Task statement
Copy each record exactly as it reads, leaving out any pictures it holds.

Material for this exercise
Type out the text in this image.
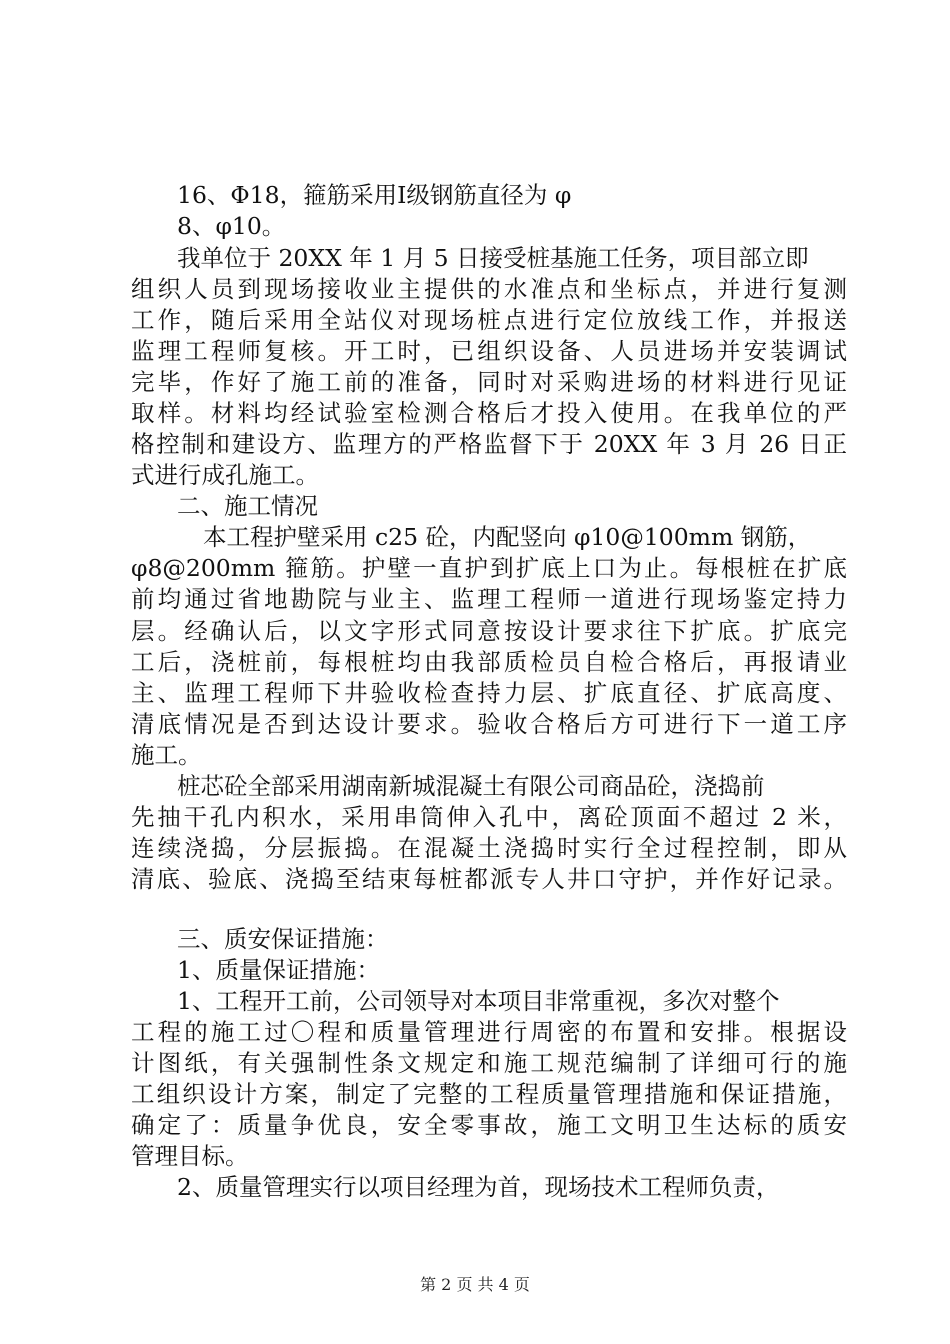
16、Φ18，箍筋采用Ⅰ级钢筋直径为 φ
8、φ10。
我单位于 20XX 年 1 月 5 日接受桩基施工任务，项目部立即
组织人员到现场接收业主提供的水准点和坐标点，并进行复测
工作，随后采用全站仪对现场桩点进行定位放线工作，并报送
监理工程师复核。开工时，已组织设备、人员进场并安装调试
完毕，作好了施工前的准备，同时对采购进场的材料进行见证
取样。材料均经试验室检测合格后才投入使用。在我单位的严
格控制和建设方、监理方的严格监督下于 20XX 年 3 月 26 日正
式进行成孔施工。
二、施工情况
本工程护壁采用 c25 砼，内配竖向 φ10@100mm 钢筋，
φ8@200mm 箍筋。护壁一直护到扩底上口为止。每根桩在扩底
前均通过省地勘院与业主、监理工程师一道进行现场鉴定持力
层。经确认后，以文字形式同意按设计要求往下扩底。扩底完
工后，浇桩前，每根桩均由我部质检员自检合格后，再报请业
主、监理工程师下井验收检查持力层、扩底直径、扩底高度、
清底情况是否到达设计要求。验收合格后方可进行下一道工序
施工。
桩芯砼全部采用湖南新城混凝土有限公司商品砼，浇捣前
先抽干孔内积水，采用串筒伸入孔中，离砼顶面不超过 2 米，
连续浇捣，分层振捣。在混凝土浇捣时实行全过程控制，即从
清底、验底、浇捣至结束每桩都派专人井口守护，并作好记录。
三、质安保证措施：
1、质量保证措施：
1、工程开工前，公司领导对本项目非常重视，多次对整个
工程的施工过〇程和质量管理进行周密的布置和安排。根据设
计图纸，有关强制性条文规定和施工规范编制了详细可行的施
工组织设计方案，制定了完整的工程质量管理措施和保证措施，
确定了：质量争优良，安全零事故，施工文明卫生达标的质安
管理目标。
2、质量管理实行以项目经理为首，现场技术工程师负责，
第 2 页 共 4 页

Reply
Type out the text in this image.
16、Φ18，箍筋采用Ⅰ级钢筋直径为 φ
8、φ10。
我单位于 20XX 年 1 月 5 日接受桩基施工任务，项目部立即
组织人员到现场接收业主提供的水准点和坐标点，并进行复测
工作，随后采用全站仪对现场桩点进行定位放线工作，并报送
监理工程师复核。开工时，已组织设备、人员进场并安装调试
完毕，作好了施工前的准备，同时对采购进场的材料进行见证
取样。材料均经试验室检测合格后才投入使用。在我单位的严
格控制和建设方、监理方的严格监督下于 20XX 年 3 月 26 日正
式进行成孔施工。
二、施工情况
本工程护壁采用 c25 砼，内配竖向 φ10@100mm 钢筋，
φ8@200mm 箍筋。护壁一直护到扩底上口为止。每根桩在扩底
前均通过省地勘院与业主、监理工程师一道进行现场鉴定持力
层。经确认后，以文字形式同意按设计要求往下扩底。扩底完
工后，浇桩前，每根桩均由我部质检员自检合格后，再报请业
主、监理工程师下井验收检查持力层、扩底直径、扩底高度、
清底情况是否到达设计要求。验收合格后方可进行下一道工序
施工。
桩芯砼全部采用湖南新城混凝土有限公司商品砼，浇捣前
先抽干孔内积水，采用串筒伸入孔中，离砼顶面不超过 2 米，
连续浇捣，分层振捣。在混凝土浇捣时实行全过程控制，即从
清底、验底、浇捣至结束每桩都派专人井口守护，并作好记录。
三、质安保证措施：
1、质量保证措施：
1、工程开工前，公司领导对本项目非常重视，多次对整个
工程的施工过〇程和质量管理进行周密的布置和安排。根据设
计图纸，有关强制性条文规定和施工规范编制了详细可行的施
工组织设计方案，制定了完整的工程质量管理措施和保证措施，
确定了：质量争优良，安全零事故，施工文明卫生达标的质安
管理目标。
2、质量管理实行以项目经理为首，现场技术工程师负责，
第 2 页 共 4 页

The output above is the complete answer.